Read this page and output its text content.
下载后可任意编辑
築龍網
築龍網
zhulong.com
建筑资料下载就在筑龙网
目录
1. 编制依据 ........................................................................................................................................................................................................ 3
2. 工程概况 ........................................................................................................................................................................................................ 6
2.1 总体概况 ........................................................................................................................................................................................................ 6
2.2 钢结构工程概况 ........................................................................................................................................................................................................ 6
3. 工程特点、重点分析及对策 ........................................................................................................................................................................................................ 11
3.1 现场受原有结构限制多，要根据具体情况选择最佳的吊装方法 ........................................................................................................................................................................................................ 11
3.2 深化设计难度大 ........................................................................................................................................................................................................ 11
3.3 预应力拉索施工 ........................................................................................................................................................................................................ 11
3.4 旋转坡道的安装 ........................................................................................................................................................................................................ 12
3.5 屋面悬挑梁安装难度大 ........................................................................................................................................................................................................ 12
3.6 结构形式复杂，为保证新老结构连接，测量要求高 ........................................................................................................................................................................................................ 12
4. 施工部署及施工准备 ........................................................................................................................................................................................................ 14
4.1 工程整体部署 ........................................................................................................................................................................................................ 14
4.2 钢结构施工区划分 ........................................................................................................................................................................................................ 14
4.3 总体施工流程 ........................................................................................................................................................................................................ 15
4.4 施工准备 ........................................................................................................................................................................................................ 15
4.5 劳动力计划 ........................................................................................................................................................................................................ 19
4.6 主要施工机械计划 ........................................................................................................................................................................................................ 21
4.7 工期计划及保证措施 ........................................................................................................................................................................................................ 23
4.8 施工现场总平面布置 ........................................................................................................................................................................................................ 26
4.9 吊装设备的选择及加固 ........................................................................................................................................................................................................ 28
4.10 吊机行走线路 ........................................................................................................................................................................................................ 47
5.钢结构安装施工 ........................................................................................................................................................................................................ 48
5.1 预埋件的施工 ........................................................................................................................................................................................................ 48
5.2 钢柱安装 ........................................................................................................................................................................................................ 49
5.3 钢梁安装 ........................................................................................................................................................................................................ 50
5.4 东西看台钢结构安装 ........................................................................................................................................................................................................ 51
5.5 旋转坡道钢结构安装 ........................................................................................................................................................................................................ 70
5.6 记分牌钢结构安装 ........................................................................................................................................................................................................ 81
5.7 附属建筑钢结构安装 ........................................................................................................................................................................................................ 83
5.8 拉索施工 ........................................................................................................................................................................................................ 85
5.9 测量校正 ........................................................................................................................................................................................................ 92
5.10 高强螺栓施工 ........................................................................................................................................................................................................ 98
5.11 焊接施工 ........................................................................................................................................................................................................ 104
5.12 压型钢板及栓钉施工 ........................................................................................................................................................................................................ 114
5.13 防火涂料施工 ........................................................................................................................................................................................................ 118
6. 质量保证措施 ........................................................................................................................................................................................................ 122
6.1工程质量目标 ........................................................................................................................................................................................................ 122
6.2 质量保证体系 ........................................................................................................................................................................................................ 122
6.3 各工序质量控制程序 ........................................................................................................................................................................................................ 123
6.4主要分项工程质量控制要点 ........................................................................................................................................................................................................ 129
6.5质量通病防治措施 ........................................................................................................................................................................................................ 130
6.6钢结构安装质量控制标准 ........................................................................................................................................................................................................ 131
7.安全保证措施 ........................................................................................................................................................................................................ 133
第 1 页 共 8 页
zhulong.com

________

[TASK]:
Write out the listing once more, matching it exactly.

[SOLUTION TO THIS EXERCISE]:
Read this page and output its text content.
下载后可任意编辑
築龍網
築龍網
zhulong.com
建筑资料下载就在筑龙网
目录
1. 编制依据 ........................................................................................................................................................................................................ 3
2. 工程概况 ........................................................................................................................................................................................................ 6
2.1 总体概况 ........................................................................................................................................................................................................ 6
2.2 钢结构工程概况 ........................................................................................................................................................................................................ 6
3. 工程特点、重点分析及对策 ........................................................................................................................................................................................................ 11
3.1 现场受原有结构限制多，要根据具体情况选择最佳的吊装方法 ........................................................................................................................................................................................................ 11
3.2 深化设计难度大 ........................................................................................................................................................................................................ 11
3.3 预应力拉索施工 ........................................................................................................................................................................................................ 11
3.4 旋转坡道的安装 ........................................................................................................................................................................................................ 12
3.5 屋面悬挑梁安装难度大 ........................................................................................................................................................................................................ 12
3.6 结构形式复杂，为保证新老结构连接，测量要求高 ........................................................................................................................................................................................................ 12
4. 施工部署及施工准备 ........................................................................................................................................................................................................ 14
4.1 工程整体部署 ........................................................................................................................................................................................................ 14
4.2 钢结构施工区划分 ........................................................................................................................................................................................................ 14
4.3 总体施工流程 ........................................................................................................................................................................................................ 15
4.4 施工准备 ........................................................................................................................................................................................................ 15
4.5 劳动力计划 ........................................................................................................................................................................................................ 19
4.6 主要施工机械计划 ........................................................................................................................................................................................................ 21
4.7 工期计划及保证措施 ........................................................................................................................................................................................................ 23
4.8 施工现场总平面布置 ........................................................................................................................................................................................................ 26
4.9 吊装设备的选择及加固 ........................................................................................................................................................................................................ 28
4.10 吊机行走线路 ........................................................................................................................................................................................................ 47
5.钢结构安装施工 ........................................................................................................................................................................................................ 48
5.1 预埋件的施工 ........................................................................................................................................................................................................ 48
5.2 钢柱安装 ........................................................................................................................................................................................................ 49
5.3 钢梁安装 ........................................................................................................................................................................................................ 50
5.4 东西看台钢结构安装 ........................................................................................................................................................................................................ 51
5.5 旋转坡道钢结构安装 ........................................................................................................................................................................................................ 70
5.6 记分牌钢结构安装 ........................................................................................................................................................................................................ 81
5.7 附属建筑钢结构安装 ........................................................................................................................................................................................................ 83
5.8 拉索施工 ........................................................................................................................................................................................................ 85
5.9 测量校正 ........................................................................................................................................................................................................ 92
5.10 高强螺栓施工 ........................................................................................................................................................................................................ 98
5.11 焊接施工 ........................................................................................................................................................................................................ 104
5.12 压型钢板及栓钉施工 ........................................................................................................................................................................................................ 114
5.13 防火涂料施工 ........................................................................................................................................................................................................ 118
6. 质量保证措施 ........................................................................................................................................................................................................ 122
6.1工程质量目标 ........................................................................................................................................................................................................ 122
6.2 质量保证体系 ........................................................................................................................................................................................................ 122
6.3 各工序质量控制程序 ........................................................................................................................................................................................................ 123
6.4主要分项工程质量控制要点 ........................................................................................................................................................................................................ 129
6.5质量通病防治措施 ........................................................................................................................................................................................................ 130
6.6钢结构安装质量控制标准 ........................................................................................................................................................................................................ 131
7.安全保证措施 ........................................................................................................................................................................................................ 133
第 1 页 共 8 页
zhulong.com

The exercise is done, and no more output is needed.